▶ [What you will do]:
Copy out all the data, word for word.

▶ [Data]:

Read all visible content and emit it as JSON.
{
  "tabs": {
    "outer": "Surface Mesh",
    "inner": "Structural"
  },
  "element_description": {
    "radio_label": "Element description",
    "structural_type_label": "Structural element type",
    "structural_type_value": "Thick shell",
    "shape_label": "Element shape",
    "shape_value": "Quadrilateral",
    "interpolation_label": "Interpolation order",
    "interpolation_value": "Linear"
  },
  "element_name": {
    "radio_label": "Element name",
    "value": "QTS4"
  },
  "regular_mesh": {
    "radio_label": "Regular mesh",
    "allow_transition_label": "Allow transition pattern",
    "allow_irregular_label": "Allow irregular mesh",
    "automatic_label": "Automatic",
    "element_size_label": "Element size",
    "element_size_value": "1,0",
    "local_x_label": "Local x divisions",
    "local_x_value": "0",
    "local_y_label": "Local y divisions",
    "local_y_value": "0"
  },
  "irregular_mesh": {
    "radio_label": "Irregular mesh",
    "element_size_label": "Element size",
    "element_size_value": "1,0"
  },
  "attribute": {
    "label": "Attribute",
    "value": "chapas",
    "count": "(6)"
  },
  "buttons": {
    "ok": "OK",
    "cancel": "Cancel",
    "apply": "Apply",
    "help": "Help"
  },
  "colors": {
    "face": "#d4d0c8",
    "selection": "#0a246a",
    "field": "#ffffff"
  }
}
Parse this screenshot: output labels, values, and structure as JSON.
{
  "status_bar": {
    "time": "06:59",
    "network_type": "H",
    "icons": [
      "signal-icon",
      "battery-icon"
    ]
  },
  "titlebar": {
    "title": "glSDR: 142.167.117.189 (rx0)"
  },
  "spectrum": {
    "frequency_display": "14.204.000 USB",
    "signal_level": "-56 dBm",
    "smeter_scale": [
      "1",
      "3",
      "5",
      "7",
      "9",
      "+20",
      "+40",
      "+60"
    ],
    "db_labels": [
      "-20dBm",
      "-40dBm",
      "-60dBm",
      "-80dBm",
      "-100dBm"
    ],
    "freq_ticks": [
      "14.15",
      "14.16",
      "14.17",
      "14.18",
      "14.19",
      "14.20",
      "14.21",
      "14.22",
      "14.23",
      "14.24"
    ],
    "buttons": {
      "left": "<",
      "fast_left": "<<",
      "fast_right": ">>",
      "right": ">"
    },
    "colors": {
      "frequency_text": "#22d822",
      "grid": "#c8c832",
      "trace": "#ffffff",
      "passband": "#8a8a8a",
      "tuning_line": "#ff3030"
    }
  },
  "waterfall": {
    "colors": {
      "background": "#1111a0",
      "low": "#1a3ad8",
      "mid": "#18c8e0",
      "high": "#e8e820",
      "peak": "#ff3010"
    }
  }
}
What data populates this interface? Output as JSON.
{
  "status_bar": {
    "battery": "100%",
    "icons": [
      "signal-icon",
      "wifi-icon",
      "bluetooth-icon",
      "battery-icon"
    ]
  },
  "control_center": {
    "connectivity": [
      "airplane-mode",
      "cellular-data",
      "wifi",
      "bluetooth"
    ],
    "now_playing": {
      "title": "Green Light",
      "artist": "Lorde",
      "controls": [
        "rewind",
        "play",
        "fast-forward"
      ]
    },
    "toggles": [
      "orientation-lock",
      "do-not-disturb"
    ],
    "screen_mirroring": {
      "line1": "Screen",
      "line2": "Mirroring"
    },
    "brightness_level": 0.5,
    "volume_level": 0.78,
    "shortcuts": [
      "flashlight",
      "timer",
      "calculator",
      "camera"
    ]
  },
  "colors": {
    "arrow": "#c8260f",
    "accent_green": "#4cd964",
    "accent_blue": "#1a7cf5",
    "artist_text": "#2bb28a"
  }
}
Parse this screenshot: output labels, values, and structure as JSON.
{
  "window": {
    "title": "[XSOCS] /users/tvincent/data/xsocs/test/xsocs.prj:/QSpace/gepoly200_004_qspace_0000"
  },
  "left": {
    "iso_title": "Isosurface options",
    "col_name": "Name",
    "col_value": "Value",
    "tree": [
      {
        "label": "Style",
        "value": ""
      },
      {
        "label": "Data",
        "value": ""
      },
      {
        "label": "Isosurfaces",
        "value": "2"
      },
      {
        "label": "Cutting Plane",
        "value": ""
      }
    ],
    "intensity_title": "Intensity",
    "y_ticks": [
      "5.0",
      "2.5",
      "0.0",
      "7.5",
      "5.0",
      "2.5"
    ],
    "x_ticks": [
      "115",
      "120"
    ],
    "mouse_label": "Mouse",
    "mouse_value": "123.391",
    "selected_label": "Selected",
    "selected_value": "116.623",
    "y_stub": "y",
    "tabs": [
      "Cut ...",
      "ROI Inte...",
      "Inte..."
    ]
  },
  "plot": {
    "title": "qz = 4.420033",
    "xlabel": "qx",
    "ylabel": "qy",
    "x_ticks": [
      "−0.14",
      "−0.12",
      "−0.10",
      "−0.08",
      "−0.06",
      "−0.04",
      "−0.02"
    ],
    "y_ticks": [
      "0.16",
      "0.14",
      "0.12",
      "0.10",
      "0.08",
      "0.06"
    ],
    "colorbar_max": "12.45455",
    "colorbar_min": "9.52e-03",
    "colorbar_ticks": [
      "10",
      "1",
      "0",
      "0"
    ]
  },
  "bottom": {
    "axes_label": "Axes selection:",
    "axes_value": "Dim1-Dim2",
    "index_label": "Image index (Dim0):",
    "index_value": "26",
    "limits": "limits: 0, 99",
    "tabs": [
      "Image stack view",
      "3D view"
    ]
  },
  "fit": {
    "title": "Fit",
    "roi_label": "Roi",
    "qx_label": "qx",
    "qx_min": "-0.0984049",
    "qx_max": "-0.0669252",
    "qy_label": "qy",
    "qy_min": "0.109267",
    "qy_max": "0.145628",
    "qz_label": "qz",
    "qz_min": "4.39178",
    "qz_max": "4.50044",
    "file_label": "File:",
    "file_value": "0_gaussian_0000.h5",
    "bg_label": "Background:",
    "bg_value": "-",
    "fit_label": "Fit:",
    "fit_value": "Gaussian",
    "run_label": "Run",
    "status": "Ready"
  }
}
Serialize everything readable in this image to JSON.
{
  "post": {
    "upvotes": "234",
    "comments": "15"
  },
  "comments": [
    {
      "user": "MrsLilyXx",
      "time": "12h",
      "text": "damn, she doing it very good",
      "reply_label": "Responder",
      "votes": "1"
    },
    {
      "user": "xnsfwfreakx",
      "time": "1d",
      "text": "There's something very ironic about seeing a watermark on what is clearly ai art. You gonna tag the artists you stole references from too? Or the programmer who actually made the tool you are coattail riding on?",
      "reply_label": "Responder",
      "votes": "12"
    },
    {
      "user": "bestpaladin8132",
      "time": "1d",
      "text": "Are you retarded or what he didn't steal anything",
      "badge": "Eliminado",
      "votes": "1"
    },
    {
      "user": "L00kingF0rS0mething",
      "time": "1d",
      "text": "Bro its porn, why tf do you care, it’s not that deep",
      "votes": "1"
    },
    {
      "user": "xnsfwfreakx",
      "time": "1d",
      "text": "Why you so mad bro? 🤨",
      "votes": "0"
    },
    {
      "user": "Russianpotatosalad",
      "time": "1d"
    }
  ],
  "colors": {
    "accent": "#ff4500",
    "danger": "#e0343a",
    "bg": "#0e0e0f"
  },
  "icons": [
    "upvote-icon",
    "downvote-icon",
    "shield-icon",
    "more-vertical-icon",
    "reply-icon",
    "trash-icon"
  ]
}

▶ [Result below]:
Read all visible content and emit it as JSON.
{
  "tabs": {
    "outer": "Surface Mesh",
    "inner": "Structural"
  },
  "element_description": {
    "radio_label": "Element description",
    "structural_type_label": "Structural element type",
    "structural_type_value": "Thick shell",
    "shape_label": "Element shape",
    "shape_value": "Quadrilateral",
    "interpolation_label": "Interpolation order",
    "interpolation_value": "Linear"
  },
  "element_name": {
    "radio_label": "Element name",
    "value": "QTS4"
  },
  "regular_mesh": {
    "radio_label": "Regular mesh",
    "allow_transition_label": "Allow transition pattern",
    "allow_irregular_label": "Allow irregular mesh",
    "automatic_label": "Automatic",
    "element_size_label": "Element size",
    "element_size_value": "1,0",
    "local_x_label": "Local x divisions",
    "local_x_value": "0",
    "local_y_label": "Local y divisions",
    "local_y_value": "0"
  },
  "irregular_mesh": {
    "radio_label": "Irregular mesh",
    "element_size_label": "Element size",
    "element_size_value": "1,0"
  },
  "attribute": {
    "label": "Attribute",
    "value": "chapas",
    "count": "(6)"
  },
  "buttons": {
    "ok": "OK",
    "cancel": "Cancel",
    "apply": "Apply",
    "help": "Help"
  },
  "colors": {
    "face": "#d4d0c8",
    "selection": "#0a246a",
    "field": "#ffffff"
  }
}
Parse this screenshot: output labels, values, and structure as JSON.
{
  "status_bar": {
    "time": "06:59",
    "network_type": "H",
    "icons": [
      "signal-icon",
      "battery-icon"
    ]
  },
  "titlebar": {
    "title": "glSDR: 142.167.117.189 (rx0)"
  },
  "spectrum": {
    "frequency_display": "14.204.000 USB",
    "signal_level": "-56 dBm",
    "smeter_scale": [
      "1",
      "3",
      "5",
      "7",
      "9",
      "+20",
      "+40",
      "+60"
    ],
    "db_labels": [
      "-20dBm",
      "-40dBm",
      "-60dBm",
      "-80dBm",
      "-100dBm"
    ],
    "freq_ticks": [
      "14.15",
      "14.16",
      "14.17",
      "14.18",
      "14.19",
      "14.20",
      "14.21",
      "14.22",
      "14.23",
      "14.24"
    ],
    "buttons": {
      "left": "<",
      "fast_left": "<<",
      "fast_right": ">>",
      "right": ">"
    },
    "colors": {
      "frequency_text": "#22d822",
      "grid": "#c8c832",
      "trace": "#ffffff",
      "passband": "#8a8a8a",
      "tuning_line": "#ff3030"
    }
  },
  "waterfall": {
    "colors": {
      "background": "#1111a0",
      "low": "#1a3ad8",
      "mid": "#18c8e0",
      "high": "#e8e820",
      "peak": "#ff3010"
    }
  }
}
What data populates this interface? Output as JSON.
{
  "status_bar": {
    "battery": "100%",
    "icons": [
      "signal-icon",
      "wifi-icon",
      "bluetooth-icon",
      "battery-icon"
    ]
  },
  "control_center": {
    "connectivity": [
      "airplane-mode",
      "cellular-data",
      "wifi",
      "bluetooth"
    ],
    "now_playing": {
      "title": "Green Light",
      "artist": "Lorde",
      "controls": [
        "rewind",
        "play",
        "fast-forward"
      ]
    },
    "toggles": [
      "orientation-lock",
      "do-not-disturb"
    ],
    "screen_mirroring": {
      "line1": "Screen",
      "line2": "Mirroring"
    },
    "brightness_level": 0.5,
    "volume_level": 0.78,
    "shortcuts": [
      "flashlight",
      "timer",
      "calculator",
      "camera"
    ]
  },
  "colors": {
    "arrow": "#c8260f",
    "accent_green": "#4cd964",
    "accent_blue": "#1a7cf5",
    "artist_text": "#2bb28a"
  }
}
Parse this screenshot: output labels, values, and structure as JSON.
{
  "window": {
    "title": "[XSOCS] /users/tvincent/data/xsocs/test/xsocs.prj:/QSpace/gepoly200_004_qspace_0000"
  },
  "left": {
    "iso_title": "Isosurface options",
    "col_name": "Name",
    "col_value": "Value",
    "tree": [
      {
        "label": "Style",
        "value": ""
      },
      {
        "label": "Data",
        "value": ""
      },
      {
        "label": "Isosurfaces",
        "value": "2"
      },
      {
        "label": "Cutting Plane",
        "value": ""
      }
    ],
    "intensity_title": "Intensity",
    "y_ticks": [
      "5.0",
      "2.5",
      "0.0",
      "7.5",
      "5.0",
      "2.5"
    ],
    "x_ticks": [
      "115",
      "120"
    ],
    "mouse_label": "Mouse",
    "mouse_value": "123.391",
    "selected_label": "Selected",
    "selected_value": "116.623",
    "y_stub": "y",
    "tabs": [
      "Cut ...",
      "ROI Inte...",
      "Inte..."
    ]
  },
  "plot": {
    "title": "qz = 4.420033",
    "xlabel": "qx",
    "ylabel": "qy",
    "x_ticks": [
      "−0.14",
      "−0.12",
      "−0.10",
      "−0.08",
      "−0.06",
      "−0.04",
      "−0.02"
    ],
    "y_ticks": [
      "0.16",
      "0.14",
      "0.12",
      "0.10",
      "0.08",
      "0.06"
    ],
    "colorbar_max": "12.45455",
    "colorbar_min": "9.52e-03",
    "colorbar_ticks": [
      "10",
      "1",
      "0",
      "0"
    ]
  },
  "bottom": {
    "axes_label": "Axes selection:",
    "axes_value": "Dim1-Dim2",
    "index_label": "Image index (Dim0):",
    "index_value": "26",
    "limits": "limits: 0, 99",
    "tabs": [
      "Image stack view",
      "3D view"
    ]
  },
  "fit": {
    "title": "Fit",
    "roi_label": "Roi",
    "qx_label": "qx",
    "qx_min": "-0.0984049",
    "qx_max": "-0.0669252",
    "qy_label": "qy",
    "qy_min": "0.109267",
    "qy_max": "0.145628",
    "qz_label": "qz",
    "qz_min": "4.39178",
    "qz_max": "4.50044",
    "file_label": "File:",
    "file_value": "0_gaussian_0000.h5",
    "bg_label": "Background:",
    "bg_value": "-",
    "fit_label": "Fit:",
    "fit_value": "Gaussian",
    "run_label": "Run",
    "status": "Ready"
  }
}
Serialize everything readable in this image to JSON.
{
  "post": {
    "upvotes": "234",
    "comments": "15"
  },
  "comments": [
    {
      "user": "MrsLilyXx",
      "time": "12h",
      "text": "damn, she doing it very good",
      "reply_label": "Responder",
      "votes": "1"
    },
    {
      "user": "xnsfwfreakx",
      "time": "1d",
      "text": "There's something very ironic about seeing a watermark on what is clearly ai art. You gonna tag the artists you stole references from too? Or the programmer who actually made the tool you are coattail riding on?",
      "reply_label": "Responder",
      "votes": "12"
    },
    {
      "user": "bestpaladin8132",
      "time": "1d",
      "text": "Are you retarded or what he didn't steal anything",
      "badge": "Eliminado",
      "votes": "1"
    },
    {
      "user": "L00kingF0rS0mething",
      "time": "1d",
      "text": "Bro its porn, why tf do you care, it’s not that deep",
      "votes": "1"
    },
    {
      "user": "xnsfwfreakx",
      "time": "1d",
      "text": "Why you so mad bro? 🤨",
      "votes": "0"
    },
    {
      "user": "Russianpotatosalad",
      "time": "1d"
    }
  ],
  "colors": {
    "accent": "#ff4500",
    "danger": "#e0343a",
    "bg": "#0e0e0f"
  },
  "icons": [
    "upvote-icon",
    "downvote-icon",
    "shield-icon",
    "more-vertical-icon",
    "reply-icon",
    "trash-icon"
  ]
}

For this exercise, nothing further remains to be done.